··· Data ···
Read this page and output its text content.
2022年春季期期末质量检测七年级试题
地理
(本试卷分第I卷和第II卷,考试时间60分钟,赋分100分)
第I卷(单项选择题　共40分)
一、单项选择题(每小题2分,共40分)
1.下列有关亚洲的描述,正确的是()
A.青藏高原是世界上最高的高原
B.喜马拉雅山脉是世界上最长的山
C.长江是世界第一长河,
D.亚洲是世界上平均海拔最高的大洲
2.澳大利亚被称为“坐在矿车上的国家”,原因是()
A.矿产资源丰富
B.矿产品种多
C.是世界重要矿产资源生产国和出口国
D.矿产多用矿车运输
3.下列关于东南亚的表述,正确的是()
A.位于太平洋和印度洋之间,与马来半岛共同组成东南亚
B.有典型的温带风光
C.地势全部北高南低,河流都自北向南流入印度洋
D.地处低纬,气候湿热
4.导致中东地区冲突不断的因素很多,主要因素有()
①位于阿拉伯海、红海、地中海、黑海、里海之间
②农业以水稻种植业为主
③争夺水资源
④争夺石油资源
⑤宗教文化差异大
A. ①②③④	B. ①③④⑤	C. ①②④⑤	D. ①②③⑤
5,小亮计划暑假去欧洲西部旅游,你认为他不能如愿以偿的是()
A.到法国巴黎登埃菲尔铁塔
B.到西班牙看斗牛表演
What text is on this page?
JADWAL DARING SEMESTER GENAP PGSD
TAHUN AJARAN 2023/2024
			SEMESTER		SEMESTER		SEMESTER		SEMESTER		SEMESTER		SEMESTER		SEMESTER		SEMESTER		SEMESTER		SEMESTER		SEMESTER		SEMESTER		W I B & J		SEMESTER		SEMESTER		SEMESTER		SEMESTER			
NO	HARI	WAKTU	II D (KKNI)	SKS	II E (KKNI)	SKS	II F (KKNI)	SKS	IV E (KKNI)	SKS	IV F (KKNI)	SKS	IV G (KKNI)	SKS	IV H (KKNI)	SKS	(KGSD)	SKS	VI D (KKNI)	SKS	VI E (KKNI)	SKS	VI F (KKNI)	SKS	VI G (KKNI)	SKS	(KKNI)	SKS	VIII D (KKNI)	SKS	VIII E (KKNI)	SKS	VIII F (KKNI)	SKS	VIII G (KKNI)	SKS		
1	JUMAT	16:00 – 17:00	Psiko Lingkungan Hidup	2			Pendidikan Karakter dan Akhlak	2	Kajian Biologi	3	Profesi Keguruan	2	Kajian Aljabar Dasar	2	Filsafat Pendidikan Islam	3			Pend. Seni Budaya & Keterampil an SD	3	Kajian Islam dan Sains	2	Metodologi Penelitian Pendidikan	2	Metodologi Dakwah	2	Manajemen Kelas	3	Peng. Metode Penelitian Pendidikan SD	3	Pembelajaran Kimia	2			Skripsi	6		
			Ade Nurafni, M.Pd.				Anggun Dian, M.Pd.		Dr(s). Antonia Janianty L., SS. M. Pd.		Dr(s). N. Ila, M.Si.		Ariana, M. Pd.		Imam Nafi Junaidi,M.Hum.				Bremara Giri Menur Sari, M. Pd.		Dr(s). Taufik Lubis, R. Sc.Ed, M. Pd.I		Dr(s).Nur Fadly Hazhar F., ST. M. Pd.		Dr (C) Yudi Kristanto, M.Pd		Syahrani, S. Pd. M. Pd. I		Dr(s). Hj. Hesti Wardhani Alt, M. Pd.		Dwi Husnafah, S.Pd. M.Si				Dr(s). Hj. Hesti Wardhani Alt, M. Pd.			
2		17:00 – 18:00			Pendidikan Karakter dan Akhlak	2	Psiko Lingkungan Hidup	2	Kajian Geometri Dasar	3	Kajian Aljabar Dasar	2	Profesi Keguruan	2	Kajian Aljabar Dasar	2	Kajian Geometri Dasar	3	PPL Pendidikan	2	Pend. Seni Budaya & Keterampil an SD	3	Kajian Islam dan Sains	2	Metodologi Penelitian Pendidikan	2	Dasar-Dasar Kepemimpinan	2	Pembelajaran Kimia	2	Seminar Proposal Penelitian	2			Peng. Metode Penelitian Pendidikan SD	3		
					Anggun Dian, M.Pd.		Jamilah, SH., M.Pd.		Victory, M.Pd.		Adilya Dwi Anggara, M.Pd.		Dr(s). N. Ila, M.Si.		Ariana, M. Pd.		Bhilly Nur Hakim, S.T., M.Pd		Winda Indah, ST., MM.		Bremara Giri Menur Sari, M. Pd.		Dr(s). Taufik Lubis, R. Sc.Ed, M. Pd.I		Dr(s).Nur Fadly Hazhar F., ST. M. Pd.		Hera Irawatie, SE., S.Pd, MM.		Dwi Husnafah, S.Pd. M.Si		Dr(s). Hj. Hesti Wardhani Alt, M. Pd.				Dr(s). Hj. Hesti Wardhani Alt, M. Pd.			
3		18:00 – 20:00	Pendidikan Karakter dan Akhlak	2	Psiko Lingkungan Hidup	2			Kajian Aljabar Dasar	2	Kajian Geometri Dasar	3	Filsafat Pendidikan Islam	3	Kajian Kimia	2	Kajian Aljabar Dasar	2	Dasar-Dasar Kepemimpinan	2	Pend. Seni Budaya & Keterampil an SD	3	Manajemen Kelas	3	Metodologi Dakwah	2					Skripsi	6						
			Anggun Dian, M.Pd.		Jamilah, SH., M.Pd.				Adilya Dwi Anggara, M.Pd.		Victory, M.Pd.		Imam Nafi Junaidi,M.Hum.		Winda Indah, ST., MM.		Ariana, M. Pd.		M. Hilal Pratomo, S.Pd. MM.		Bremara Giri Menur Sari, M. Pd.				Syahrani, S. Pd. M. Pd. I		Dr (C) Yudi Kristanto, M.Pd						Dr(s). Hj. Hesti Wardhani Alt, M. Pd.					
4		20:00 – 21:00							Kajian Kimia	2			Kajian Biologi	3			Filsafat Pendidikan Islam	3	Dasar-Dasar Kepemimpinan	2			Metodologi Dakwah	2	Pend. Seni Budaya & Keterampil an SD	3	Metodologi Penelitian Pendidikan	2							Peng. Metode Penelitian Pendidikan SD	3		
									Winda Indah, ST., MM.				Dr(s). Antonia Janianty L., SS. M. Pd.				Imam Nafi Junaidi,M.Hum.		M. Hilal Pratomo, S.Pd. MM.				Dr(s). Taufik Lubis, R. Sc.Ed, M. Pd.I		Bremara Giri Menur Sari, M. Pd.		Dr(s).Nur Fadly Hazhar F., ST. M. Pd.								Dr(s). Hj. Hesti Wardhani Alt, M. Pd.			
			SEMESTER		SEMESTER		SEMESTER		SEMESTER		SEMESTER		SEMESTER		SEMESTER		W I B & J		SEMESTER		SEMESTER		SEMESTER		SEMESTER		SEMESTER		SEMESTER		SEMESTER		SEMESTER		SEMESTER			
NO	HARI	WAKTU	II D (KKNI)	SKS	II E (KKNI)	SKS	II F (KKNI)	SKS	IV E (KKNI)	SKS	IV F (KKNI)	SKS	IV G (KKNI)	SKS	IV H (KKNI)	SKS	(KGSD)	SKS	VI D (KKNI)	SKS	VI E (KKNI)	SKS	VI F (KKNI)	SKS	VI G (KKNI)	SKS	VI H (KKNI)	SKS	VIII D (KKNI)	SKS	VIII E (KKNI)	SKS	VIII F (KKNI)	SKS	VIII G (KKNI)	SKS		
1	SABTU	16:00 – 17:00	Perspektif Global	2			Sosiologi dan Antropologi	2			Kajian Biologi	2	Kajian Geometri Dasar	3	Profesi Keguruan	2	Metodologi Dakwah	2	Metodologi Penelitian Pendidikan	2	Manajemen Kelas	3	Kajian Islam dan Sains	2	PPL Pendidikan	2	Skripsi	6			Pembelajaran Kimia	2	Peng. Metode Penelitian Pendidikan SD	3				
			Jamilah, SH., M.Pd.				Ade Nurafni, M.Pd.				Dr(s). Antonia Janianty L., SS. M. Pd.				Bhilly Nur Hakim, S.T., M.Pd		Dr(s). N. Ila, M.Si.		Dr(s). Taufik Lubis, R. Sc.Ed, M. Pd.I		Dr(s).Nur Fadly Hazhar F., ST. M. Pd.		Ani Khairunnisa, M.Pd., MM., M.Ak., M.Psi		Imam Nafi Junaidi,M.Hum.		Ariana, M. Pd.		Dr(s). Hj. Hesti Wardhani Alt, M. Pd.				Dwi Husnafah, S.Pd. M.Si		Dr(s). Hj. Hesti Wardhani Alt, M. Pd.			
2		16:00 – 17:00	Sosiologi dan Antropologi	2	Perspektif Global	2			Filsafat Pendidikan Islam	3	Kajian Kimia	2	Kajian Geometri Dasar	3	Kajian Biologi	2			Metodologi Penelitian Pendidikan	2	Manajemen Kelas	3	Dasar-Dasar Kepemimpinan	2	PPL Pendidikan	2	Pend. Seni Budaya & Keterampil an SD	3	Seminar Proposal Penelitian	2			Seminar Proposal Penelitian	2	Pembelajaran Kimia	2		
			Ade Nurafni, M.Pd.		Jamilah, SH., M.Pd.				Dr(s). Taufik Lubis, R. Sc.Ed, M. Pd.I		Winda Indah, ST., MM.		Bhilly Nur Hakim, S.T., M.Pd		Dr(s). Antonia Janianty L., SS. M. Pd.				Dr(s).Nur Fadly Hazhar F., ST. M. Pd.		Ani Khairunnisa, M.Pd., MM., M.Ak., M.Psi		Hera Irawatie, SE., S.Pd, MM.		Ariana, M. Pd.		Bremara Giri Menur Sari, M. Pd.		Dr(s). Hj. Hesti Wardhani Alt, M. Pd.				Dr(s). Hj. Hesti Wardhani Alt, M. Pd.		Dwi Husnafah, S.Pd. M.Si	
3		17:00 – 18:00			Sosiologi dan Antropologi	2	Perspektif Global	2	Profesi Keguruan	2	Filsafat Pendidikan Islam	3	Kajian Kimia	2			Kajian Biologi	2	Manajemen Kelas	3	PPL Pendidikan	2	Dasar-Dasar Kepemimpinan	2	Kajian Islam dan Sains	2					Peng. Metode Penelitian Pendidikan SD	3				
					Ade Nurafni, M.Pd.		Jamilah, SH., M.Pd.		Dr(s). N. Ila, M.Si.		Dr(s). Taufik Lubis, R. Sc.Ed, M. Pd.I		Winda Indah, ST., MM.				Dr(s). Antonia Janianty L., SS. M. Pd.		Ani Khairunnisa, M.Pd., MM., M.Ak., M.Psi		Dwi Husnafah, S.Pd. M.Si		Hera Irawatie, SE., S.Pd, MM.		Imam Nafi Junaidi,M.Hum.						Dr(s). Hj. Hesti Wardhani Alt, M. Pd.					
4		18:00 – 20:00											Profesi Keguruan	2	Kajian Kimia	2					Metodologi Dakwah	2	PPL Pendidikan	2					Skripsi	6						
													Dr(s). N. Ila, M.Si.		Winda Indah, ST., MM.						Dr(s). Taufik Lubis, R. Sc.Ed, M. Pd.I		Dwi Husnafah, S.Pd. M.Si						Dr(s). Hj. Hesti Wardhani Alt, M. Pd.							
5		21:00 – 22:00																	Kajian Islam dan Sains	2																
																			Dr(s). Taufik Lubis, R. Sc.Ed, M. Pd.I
···
• **Exercise goal**
Return each line in the records that holds the string "Syahrani".

• **Task solution**
			Ade Nurafni, M.Pd.				Anggun Dian, M.Pd.		Dr(s). Antonia Janianty L., SS. M. Pd.		Dr(s). N. Ila, M.Si.		Ariana, M. Pd.		Imam Nafi Junaidi,M.Hum.				Bremara Giri Menur Sari, M. Pd.		Dr(s). Taufik Lubis, R. Sc.Ed, M. Pd.I		Dr(s).Nur Fadly Hazhar F., ST. M. Pd.		Dr (C) Yudi Kristanto, M.Pd		Syahrani, S. Pd. M. Pd. I		Dr(s). Hj. Hesti Wardhani Alt, M. Pd.		Dwi Husnafah, S.Pd. M.Si				Dr(s). Hj. Hesti Wardhani Alt, M. Pd.			
			Anggun Dian, M.Pd.		Jamilah, SH., M.Pd.				Adilya Dwi Anggara, M.Pd.		Victory, M.Pd.		Imam Nafi Junaidi,M.Hum.		Winda Indah, ST., MM.		Ariana, M. Pd.		M. Hilal Pratomo, S.Pd. MM.		Bremara Giri Menur Sari, M. Pd.				Syahrani, S. Pd. M. Pd. I		Dr (C) Yudi Kristanto, M.Pd						Dr(s). Hj. Hesti Wardhani Alt, M. Pd.					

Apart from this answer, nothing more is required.